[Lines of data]
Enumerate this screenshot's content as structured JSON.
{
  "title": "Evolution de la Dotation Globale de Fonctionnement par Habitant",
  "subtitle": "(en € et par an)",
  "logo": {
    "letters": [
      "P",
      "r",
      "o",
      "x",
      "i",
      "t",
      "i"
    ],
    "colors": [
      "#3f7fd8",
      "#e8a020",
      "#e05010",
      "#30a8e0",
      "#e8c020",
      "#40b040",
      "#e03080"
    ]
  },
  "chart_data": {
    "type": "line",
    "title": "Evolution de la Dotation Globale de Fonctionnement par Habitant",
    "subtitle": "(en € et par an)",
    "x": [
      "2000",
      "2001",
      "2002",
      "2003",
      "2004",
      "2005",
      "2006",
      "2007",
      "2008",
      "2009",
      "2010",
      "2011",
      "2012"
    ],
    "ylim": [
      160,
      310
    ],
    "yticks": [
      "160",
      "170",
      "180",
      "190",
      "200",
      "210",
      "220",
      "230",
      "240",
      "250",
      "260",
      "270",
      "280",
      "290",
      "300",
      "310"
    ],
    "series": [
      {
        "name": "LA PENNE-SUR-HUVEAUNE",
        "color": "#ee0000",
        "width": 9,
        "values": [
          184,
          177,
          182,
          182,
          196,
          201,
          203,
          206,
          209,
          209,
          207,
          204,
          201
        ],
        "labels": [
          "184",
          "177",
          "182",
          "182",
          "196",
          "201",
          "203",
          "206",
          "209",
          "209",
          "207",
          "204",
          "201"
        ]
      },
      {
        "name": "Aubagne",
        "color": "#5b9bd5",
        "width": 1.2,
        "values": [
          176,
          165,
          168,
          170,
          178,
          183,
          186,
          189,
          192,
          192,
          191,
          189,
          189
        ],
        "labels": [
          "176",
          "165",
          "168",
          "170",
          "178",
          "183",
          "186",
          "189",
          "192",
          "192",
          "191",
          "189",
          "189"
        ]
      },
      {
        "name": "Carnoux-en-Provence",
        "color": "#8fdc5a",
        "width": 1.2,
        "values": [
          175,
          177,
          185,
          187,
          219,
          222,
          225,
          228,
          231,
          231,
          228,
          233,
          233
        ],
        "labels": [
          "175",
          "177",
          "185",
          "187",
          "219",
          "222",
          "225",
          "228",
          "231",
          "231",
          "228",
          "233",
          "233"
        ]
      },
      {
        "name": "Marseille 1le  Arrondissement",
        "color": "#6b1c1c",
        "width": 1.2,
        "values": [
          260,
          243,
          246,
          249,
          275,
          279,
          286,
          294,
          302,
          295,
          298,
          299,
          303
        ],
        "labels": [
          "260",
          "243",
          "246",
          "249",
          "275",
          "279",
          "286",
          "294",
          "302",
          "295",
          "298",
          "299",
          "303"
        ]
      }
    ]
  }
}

* **THE REQUEST**:
Transcribe the records above exactly as they appear.

* **THE ANSWER**:
Enumerate this screenshot's content as structured JSON.
{
  "title": "Evolution de la Dotation Globale de Fonctionnement par Habitant",
  "subtitle": "(en € et par an)",
  "logo": {
    "letters": [
      "P",
      "r",
      "o",
      "x",
      "i",
      "t",
      "i"
    ],
    "colors": [
      "#3f7fd8",
      "#e8a020",
      "#e05010",
      "#30a8e0",
      "#e8c020",
      "#40b040",
      "#e03080"
    ]
  },
  "chart_data": {
    "type": "line",
    "title": "Evolution de la Dotation Globale de Fonctionnement par Habitant",
    "subtitle": "(en € et par an)",
    "x": [
      "2000",
      "2001",
      "2002",
      "2003",
      "2004",
      "2005",
      "2006",
      "2007",
      "2008",
      "2009",
      "2010",
      "2011",
      "2012"
    ],
    "ylim": [
      160,
      310
    ],
    "yticks": [
      "160",
      "170",
      "180",
      "190",
      "200",
      "210",
      "220",
      "230",
      "240",
      "250",
      "260",
      "270",
      "280",
      "290",
      "300",
      "310"
    ],
    "series": [
      {
        "name": "LA PENNE-SUR-HUVEAUNE",
        "color": "#ee0000",
        "width": 9,
        "values": [
          184,
          177,
          182,
          182,
          196,
          201,
          203,
          206,
          209,
          209,
          207,
          204,
          201
        ],
        "labels": [
          "184",
          "177",
          "182",
          "182",
          "196",
          "201",
          "203",
          "206",
          "209",
          "209",
          "207",
          "204",
          "201"
        ]
      },
      {
        "name": "Aubagne",
        "color": "#5b9bd5",
        "width": 1.2,
        "values": [
          176,
          165,
          168,
          170,
          178,
          183,
          186,
          189,
          192,
          192,
          191,
          189,
          189
        ],
        "labels": [
          "176",
          "165",
          "168",
          "170",
          "178",
          "183",
          "186",
          "189",
          "192",
          "192",
          "191",
          "189",
          "189"
        ]
      },
      {
        "name": "Carnoux-en-Provence",
        "color": "#8fdc5a",
        "width": 1.2,
        "values": [
          175,
          177,
          185,
          187,
          219,
          222,
          225,
          228,
          231,
          231,
          228,
          233,
          233
        ],
        "labels": [
          "175",
          "177",
          "185",
          "187",
          "219",
          "222",
          "225",
          "228",
          "231",
          "231",
          "228",
          "233",
          "233"
        ]
      },
      {
        "name": "Marseille 1le  Arrondissement",
        "color": "#6b1c1c",
        "width": 1.2,
        "values": [
          260,
          243,
          246,
          249,
          275,
          279,
          286,
          294,
          302,
          295,
          298,
          299,
          303
        ],
        "labels": [
          "260",
          "243",
          "246",
          "249",
          "275",
          "279",
          "286",
          "294",
          "302",
          "295",
          "298",
          "299",
          "303"
        ]
      }
    ]
  }
}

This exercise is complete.